====== Data provided

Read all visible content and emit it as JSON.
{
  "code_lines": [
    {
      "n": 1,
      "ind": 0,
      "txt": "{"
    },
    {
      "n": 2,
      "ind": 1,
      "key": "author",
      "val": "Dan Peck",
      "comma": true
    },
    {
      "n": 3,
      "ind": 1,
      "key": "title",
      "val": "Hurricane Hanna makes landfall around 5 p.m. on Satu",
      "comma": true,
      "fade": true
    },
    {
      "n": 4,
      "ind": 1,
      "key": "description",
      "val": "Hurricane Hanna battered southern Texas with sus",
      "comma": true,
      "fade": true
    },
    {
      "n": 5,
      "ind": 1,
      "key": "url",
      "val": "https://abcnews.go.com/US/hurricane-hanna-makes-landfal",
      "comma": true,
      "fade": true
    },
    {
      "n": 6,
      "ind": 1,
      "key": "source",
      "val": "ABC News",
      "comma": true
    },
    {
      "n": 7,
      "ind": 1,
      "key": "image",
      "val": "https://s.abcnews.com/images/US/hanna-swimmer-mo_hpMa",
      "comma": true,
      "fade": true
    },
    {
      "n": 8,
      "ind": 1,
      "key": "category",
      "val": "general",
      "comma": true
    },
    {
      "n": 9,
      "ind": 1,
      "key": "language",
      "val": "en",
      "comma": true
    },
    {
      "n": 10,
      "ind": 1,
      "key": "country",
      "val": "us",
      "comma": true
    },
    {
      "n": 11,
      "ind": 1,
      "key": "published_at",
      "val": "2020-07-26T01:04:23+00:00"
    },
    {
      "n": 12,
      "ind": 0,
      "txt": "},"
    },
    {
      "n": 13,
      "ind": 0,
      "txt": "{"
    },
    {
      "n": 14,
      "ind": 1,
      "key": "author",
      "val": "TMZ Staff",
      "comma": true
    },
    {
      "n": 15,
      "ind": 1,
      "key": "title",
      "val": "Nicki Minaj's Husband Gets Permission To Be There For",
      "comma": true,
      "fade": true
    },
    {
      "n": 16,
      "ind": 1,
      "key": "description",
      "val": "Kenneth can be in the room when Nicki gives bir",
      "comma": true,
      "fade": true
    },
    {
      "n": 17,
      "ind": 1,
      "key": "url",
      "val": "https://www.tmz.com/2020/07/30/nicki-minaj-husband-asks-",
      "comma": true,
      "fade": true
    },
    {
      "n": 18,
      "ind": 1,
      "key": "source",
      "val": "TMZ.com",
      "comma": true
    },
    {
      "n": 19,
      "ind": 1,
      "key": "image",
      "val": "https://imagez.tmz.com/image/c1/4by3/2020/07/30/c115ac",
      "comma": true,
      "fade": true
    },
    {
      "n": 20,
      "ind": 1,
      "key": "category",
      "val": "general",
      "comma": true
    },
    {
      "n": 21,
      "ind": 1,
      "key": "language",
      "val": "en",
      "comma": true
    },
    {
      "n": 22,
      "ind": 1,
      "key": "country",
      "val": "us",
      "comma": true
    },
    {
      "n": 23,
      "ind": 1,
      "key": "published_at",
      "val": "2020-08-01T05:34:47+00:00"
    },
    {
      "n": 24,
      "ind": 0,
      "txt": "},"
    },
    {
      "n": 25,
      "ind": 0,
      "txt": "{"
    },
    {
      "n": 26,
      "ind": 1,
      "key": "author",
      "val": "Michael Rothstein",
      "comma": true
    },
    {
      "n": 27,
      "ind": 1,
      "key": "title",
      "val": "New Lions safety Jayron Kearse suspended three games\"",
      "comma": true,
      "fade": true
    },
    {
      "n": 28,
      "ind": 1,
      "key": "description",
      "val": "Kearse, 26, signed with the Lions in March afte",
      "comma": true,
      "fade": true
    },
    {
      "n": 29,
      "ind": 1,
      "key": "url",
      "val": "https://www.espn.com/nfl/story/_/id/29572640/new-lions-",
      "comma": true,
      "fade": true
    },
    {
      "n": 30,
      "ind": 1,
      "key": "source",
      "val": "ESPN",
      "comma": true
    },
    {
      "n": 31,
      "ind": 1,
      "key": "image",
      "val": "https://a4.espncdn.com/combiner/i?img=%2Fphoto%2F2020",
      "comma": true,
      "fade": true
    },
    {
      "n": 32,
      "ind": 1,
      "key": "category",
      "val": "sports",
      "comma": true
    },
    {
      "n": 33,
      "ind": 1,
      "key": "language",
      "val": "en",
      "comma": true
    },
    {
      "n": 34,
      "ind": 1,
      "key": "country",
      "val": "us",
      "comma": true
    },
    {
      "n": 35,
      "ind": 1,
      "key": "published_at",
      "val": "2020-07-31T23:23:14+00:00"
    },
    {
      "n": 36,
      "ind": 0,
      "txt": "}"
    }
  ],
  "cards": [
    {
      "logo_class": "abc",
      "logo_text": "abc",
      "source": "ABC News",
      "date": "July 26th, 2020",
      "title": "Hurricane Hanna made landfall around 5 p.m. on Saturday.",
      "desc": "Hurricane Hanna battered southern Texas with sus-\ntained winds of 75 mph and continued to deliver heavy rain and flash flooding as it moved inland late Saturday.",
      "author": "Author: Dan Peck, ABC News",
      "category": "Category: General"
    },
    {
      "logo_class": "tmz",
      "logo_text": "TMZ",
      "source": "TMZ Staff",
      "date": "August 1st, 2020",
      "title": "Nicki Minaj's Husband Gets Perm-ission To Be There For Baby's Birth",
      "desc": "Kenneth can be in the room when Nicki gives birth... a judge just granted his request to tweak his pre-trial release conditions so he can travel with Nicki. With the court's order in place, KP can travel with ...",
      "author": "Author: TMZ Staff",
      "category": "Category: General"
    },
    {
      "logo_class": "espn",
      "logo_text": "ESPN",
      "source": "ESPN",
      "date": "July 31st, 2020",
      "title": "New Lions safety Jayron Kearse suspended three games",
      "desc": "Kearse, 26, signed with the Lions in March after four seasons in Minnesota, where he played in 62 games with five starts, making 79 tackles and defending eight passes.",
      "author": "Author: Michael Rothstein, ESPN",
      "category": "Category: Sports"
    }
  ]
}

============

To be done - Your task is to output all of the data above word for word.

Answer to this exercise -
Read all visible content and emit it as JSON.
{
  "code_lines": [
    {
      "n": 1,
      "ind": 0,
      "txt": "{"
    },
    {
      "n": 2,
      "ind": 1,
      "key": "author",
      "val": "Dan Peck",
      "comma": true
    },
    {
      "n": 3,
      "ind": 1,
      "key": "title",
      "val": "Hurricane Hanna makes landfall around 5 p.m. on Satu",
      "comma": true,
      "fade": true
    },
    {
      "n": 4,
      "ind": 1,
      "key": "description",
      "val": "Hurricane Hanna battered southern Texas with sus",
      "comma": true,
      "fade": true
    },
    {
      "n": 5,
      "ind": 1,
      "key": "url",
      "val": "https://abcnews.go.com/US/hurricane-hanna-makes-landfal",
      "comma": true,
      "fade": true
    },
    {
      "n": 6,
      "ind": 1,
      "key": "source",
      "val": "ABC News",
      "comma": true
    },
    {
      "n": 7,
      "ind": 1,
      "key": "image",
      "val": "https://s.abcnews.com/images/US/hanna-swimmer-mo_hpMa",
      "comma": true,
      "fade": true
    },
    {
      "n": 8,
      "ind": 1,
      "key": "category",
      "val": "general",
      "comma": true
    },
    {
      "n": 9,
      "ind": 1,
      "key": "language",
      "val": "en",
      "comma": true
    },
    {
      "n": 10,
      "ind": 1,
      "key": "country",
      "val": "us",
      "comma": true
    },
    {
      "n": 11,
      "ind": 1,
      "key": "published_at",
      "val": "2020-07-26T01:04:23+00:00"
    },
    {
      "n": 12,
      "ind": 0,
      "txt": "},"
    },
    {
      "n": 13,
      "ind": 0,
      "txt": "{"
    },
    {
      "n": 14,
      "ind": 1,
      "key": "author",
      "val": "TMZ Staff",
      "comma": true
    },
    {
      "n": 15,
      "ind": 1,
      "key": "title",
      "val": "Nicki Minaj's Husband Gets Permission To Be There For",
      "comma": true,
      "fade": true
    },
    {
      "n": 16,
      "ind": 1,
      "key": "description",
      "val": "Kenneth can be in the room when Nicki gives bir",
      "comma": true,
      "fade": true
    },
    {
      "n": 17,
      "ind": 1,
      "key": "url",
      "val": "https://www.tmz.com/2020/07/30/nicki-minaj-husband-asks-",
      "comma": true,
      "fade": true
    },
    {
      "n": 18,
      "ind": 1,
      "key": "source",
      "val": "TMZ.com",
      "comma": true
    },
    {
      "n": 19,
      "ind": 1,
      "key": "image",
      "val": "https://imagez.tmz.com/image/c1/4by3/2020/07/30/c115ac",
      "comma": true,
      "fade": true
    },
    {
      "n": 20,
      "ind": 1,
      "key": "category",
      "val": "general",
      "comma": true
    },
    {
      "n": 21,
      "ind": 1,
      "key": "language",
      "val": "en",
      "comma": true
    },
    {
      "n": 22,
      "ind": 1,
      "key": "country",
      "val": "us",
      "comma": true
    },
    {
      "n": 23,
      "ind": 1,
      "key": "published_at",
      "val": "2020-08-01T05:34:47+00:00"
    },
    {
      "n": 24,
      "ind": 0,
      "txt": "},"
    },
    {
      "n": 25,
      "ind": 0,
      "txt": "{"
    },
    {
      "n": 26,
      "ind": 1,
      "key": "author",
      "val": "Michael Rothstein",
      "comma": true
    },
    {
      "n": 27,
      "ind": 1,
      "key": "title",
      "val": "New Lions safety Jayron Kearse suspended three games\"",
      "comma": true,
      "fade": true
    },
    {
      "n": 28,
      "ind": 1,
      "key": "description",
      "val": "Kearse, 26, signed with the Lions in March afte",
      "comma": true,
      "fade": true
    },
    {
      "n": 29,
      "ind": 1,
      "key": "url",
      "val": "https://www.espn.com/nfl/story/_/id/29572640/new-lions-",
      "comma": true,
      "fade": true
    },
    {
      "n": 30,
      "ind": 1,
      "key": "source",
      "val": "ESPN",
      "comma": true
    },
    {
      "n": 31,
      "ind": 1,
      "key": "image",
      "val": "https://a4.espncdn.com/combiner/i?img=%2Fphoto%2F2020",
      "comma": true,
      "fade": true
    },
    {
      "n": 32,
      "ind": 1,
      "key": "category",
      "val": "sports",
      "comma": true
    },
    {
      "n": 33,
      "ind": 1,
      "key": "language",
      "val": "en",
      "comma": true
    },
    {
      "n": 34,
      "ind": 1,
      "key": "country",
      "val": "us",
      "comma": true
    },
    {
      "n": 35,
      "ind": 1,
      "key": "published_at",
      "val": "2020-07-31T23:23:14+00:00"
    },
    {
      "n": 36,
      "ind": 0,
      "txt": "}"
    }
  ],
  "cards": [
    {
      "logo_class": "abc",
      "logo_text": "abc",
      "source": "ABC News",
      "date": "July 26th, 2020",
      "title": "Hurricane Hanna made landfall around 5 p.m. on Saturday.",
      "desc": "Hurricane Hanna battered southern Texas with sus-\ntained winds of 75 mph and continued to deliver heavy rain and flash flooding as it moved inland late Saturday.",
      "author": "Author: Dan Peck, ABC News",
      "category": "Category: General"
    },
    {
      "logo_class": "tmz",
      "logo_text": "TMZ",
      "source": "TMZ Staff",
      "date": "August 1st, 2020",
      "title": "Nicki Minaj's Husband Gets Perm-ission To Be There For Baby's Birth",
      "desc": "Kenneth can be in the room when Nicki gives birth... a judge just granted his request to tweak his pre-trial release conditions so he can travel with Nicki. With the court's order in place, KP can travel with ...",
      "author": "Author: TMZ Staff",
      "category": "Category: General"
    },
    {
      "logo_class": "espn",
      "logo_text": "ESPN",
      "source": "ESPN",
      "date": "July 31st, 2020",
      "title": "New Lions safety Jayron Kearse suspended three games",
      "desc": "Kearse, 26, signed with the Lions in March after four seasons in Minnesota, where he played in 62 games with five starts, making 79 tackles and defending eight passes.",
      "author": "Author: Michael Rothstein, ESPN",
      "category": "Category: Sports"
    }
  ]
}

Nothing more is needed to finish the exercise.